**** DATA EXTRACT ****
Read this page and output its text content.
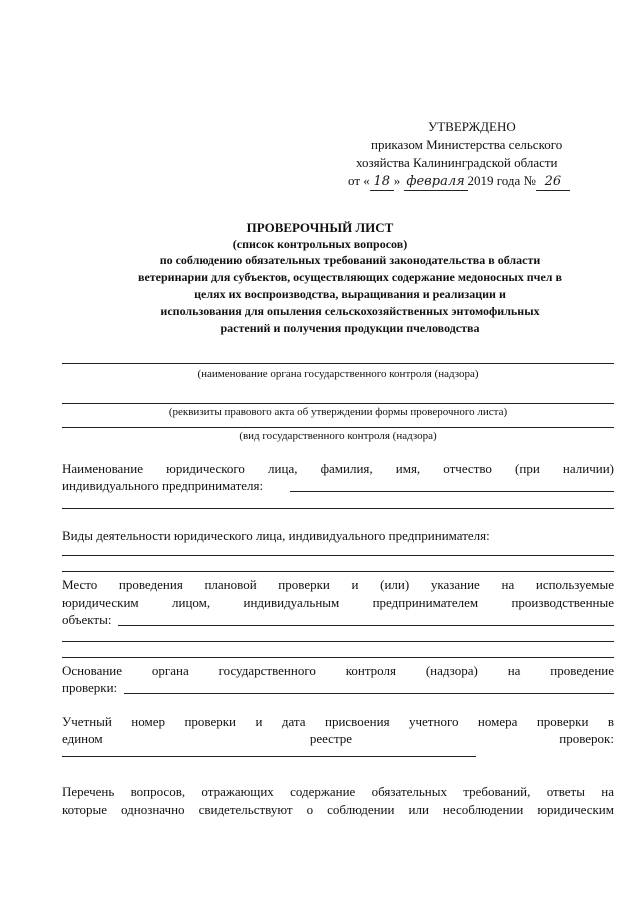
УТВЕРЖДЕНО
приказом Министерства сельского
хозяйства Калининградской области
от « 18 » февраля 2019 года № 26
ПРОВЕРОЧНЫЙ ЛИСТ
(список контрольных вопросов)
по соблюдению обязательных требований законодательства в области
ветеринарии для субъектов, осуществляющих содержание медоносных пчел в
целях их воспроизводства, выращивания и реализации и
использования для опыления сельскохозяйственных энтомофильных
растений и получения продукции пчеловодства
(наименование органа государственного контроля (надзора)
(реквизиты правового акта об утверждении формы проверочного листа)
(вид государственного контроля (надзора)
Наименование юридического лица, фамилия, имя, отчество (при наличии)
индивидуального предпринимателя:
Виды деятельности юридического лица, индивидуального предпринимателя:
Место проведения плановой проверки и (или) указание на используемые
юридическим лицом, индивидуальным предпринимателем производственные
объекты:
Основание органа государственного контроля (надзора) на проведение
проверки:
Учетный номер проверки и дата присвоения учетного номера проверки в
едином реестре проверок:
Перечень вопросов, отражающих содержание обязательных требований, ответы на
которые однозначно свидетельствуют о соблюдении или несоблюдении юридическим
****
DIRECTIONS: Track down every line of the material containing the string "государственного", and copy it.

TASK RESULT:
(наименование органа государственного контроля (надзора)
(вид государственного контроля (надзора)
Основание органа государственного контроля (надзора) на проведение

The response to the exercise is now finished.